PROMPT. Lines containing "username" are to be counted. Report the count alone.

::: RECORDS SHOWN :::

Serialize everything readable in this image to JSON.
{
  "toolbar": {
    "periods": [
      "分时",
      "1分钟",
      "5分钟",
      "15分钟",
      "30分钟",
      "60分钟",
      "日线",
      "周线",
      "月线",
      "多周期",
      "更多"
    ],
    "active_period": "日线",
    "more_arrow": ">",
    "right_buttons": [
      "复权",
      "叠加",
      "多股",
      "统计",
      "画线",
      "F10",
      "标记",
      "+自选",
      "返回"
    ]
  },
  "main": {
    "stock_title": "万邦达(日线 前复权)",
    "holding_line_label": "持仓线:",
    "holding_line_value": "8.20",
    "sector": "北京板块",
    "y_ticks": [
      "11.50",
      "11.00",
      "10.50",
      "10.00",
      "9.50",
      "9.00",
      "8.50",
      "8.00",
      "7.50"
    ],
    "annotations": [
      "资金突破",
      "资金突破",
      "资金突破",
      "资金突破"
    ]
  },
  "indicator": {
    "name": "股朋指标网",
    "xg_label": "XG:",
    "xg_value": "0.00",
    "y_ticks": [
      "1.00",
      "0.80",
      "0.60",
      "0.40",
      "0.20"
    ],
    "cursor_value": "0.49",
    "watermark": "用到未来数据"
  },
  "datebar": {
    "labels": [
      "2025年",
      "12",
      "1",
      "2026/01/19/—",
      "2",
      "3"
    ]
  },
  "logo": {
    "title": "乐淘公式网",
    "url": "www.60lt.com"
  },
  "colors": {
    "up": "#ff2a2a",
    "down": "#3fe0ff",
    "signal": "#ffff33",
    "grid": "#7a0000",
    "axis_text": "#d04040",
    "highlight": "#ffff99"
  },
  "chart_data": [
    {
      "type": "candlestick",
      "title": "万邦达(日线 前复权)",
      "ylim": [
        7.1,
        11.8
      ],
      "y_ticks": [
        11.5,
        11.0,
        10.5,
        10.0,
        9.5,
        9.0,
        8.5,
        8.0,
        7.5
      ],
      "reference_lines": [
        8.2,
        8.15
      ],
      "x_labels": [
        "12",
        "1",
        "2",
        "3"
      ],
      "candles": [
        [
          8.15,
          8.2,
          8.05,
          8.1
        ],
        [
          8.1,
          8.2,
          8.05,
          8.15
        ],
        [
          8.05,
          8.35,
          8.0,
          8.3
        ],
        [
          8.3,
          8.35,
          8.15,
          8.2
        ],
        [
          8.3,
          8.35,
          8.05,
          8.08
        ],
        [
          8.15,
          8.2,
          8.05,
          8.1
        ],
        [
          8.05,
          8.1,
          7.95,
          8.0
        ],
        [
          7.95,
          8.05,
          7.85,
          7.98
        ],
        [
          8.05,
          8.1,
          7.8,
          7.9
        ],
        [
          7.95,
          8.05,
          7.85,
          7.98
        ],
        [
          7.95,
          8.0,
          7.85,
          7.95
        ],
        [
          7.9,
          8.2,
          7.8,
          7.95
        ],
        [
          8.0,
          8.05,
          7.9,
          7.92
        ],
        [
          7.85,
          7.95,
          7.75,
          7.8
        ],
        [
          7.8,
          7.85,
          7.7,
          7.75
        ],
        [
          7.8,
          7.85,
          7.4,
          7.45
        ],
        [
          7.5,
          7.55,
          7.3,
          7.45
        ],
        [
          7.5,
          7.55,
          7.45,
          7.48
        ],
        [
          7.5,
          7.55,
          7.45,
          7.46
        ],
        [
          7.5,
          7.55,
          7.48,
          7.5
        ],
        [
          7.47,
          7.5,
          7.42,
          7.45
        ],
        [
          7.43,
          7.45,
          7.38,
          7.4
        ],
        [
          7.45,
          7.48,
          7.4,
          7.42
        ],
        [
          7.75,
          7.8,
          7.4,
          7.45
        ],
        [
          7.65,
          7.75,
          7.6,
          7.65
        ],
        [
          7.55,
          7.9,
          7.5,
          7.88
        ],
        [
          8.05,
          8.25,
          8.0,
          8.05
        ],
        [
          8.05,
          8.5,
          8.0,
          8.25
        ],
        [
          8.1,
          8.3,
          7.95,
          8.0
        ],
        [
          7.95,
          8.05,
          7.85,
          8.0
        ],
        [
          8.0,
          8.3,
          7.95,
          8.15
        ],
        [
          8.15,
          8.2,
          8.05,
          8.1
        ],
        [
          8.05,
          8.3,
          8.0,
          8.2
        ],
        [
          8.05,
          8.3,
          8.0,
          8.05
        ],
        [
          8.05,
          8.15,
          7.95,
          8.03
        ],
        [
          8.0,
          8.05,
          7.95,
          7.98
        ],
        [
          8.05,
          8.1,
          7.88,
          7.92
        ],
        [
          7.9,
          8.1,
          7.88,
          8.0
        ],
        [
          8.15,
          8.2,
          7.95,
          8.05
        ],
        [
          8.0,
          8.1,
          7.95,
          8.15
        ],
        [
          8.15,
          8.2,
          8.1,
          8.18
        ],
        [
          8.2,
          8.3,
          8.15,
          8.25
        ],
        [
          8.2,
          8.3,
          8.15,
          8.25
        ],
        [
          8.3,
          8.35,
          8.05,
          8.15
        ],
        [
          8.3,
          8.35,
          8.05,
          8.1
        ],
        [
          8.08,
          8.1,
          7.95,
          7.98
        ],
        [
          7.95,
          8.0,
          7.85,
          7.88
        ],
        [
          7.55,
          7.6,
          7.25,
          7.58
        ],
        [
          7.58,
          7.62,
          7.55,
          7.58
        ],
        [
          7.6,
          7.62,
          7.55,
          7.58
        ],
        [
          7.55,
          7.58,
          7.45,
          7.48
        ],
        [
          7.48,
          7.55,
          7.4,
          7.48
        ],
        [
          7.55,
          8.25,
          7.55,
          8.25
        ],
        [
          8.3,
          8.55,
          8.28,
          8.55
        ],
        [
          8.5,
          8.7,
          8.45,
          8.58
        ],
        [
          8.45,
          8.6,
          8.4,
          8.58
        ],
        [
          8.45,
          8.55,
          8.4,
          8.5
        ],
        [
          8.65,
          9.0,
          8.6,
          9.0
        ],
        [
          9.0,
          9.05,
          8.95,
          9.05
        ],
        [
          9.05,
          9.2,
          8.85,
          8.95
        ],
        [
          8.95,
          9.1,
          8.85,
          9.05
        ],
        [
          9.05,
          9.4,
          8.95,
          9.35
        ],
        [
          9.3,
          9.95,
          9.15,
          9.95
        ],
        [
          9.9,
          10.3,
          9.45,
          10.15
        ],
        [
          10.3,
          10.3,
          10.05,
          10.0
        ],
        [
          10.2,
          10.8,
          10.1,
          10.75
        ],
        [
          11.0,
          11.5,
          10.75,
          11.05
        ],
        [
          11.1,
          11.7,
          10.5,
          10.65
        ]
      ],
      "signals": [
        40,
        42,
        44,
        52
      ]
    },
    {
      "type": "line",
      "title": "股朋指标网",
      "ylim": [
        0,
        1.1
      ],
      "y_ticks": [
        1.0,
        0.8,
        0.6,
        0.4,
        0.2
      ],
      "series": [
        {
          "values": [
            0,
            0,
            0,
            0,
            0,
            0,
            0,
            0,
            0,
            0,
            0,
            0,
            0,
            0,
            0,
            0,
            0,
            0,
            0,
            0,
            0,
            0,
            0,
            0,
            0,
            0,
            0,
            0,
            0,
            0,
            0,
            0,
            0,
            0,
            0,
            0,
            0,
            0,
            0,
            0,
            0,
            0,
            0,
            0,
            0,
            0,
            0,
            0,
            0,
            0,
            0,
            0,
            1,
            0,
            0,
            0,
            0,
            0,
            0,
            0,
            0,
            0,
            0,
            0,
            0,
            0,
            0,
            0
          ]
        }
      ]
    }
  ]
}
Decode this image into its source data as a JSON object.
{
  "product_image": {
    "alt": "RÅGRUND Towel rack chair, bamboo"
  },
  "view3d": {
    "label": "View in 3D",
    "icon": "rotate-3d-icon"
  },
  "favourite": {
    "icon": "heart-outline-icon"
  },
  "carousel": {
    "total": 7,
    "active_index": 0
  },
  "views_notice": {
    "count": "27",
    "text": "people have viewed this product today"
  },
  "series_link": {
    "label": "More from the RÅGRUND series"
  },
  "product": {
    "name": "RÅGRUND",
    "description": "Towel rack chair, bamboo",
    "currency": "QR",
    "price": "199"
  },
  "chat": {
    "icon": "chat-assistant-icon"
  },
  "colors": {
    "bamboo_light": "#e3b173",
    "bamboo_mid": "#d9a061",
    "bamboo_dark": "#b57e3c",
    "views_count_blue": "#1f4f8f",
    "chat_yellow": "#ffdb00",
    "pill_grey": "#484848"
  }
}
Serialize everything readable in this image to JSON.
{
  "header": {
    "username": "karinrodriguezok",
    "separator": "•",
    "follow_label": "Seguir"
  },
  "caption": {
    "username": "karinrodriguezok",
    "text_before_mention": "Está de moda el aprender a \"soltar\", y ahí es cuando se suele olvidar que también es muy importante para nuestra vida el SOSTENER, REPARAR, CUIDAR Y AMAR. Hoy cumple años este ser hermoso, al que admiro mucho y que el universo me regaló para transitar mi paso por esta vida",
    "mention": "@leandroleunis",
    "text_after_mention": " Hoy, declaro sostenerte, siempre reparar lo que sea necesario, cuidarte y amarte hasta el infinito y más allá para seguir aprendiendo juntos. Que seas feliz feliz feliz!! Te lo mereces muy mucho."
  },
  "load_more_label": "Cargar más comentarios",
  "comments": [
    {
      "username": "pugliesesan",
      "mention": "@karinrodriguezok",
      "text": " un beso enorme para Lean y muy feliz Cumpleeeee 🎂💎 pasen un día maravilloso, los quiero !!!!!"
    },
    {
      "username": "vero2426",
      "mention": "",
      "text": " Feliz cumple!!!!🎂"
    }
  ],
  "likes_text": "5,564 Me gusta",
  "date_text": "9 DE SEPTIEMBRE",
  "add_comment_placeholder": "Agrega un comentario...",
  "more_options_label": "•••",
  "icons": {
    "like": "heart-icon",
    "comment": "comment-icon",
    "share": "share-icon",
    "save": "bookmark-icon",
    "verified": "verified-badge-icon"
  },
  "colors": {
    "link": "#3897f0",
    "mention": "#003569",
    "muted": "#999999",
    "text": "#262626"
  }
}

:::

ANSWER TO THE EXERCISE. 4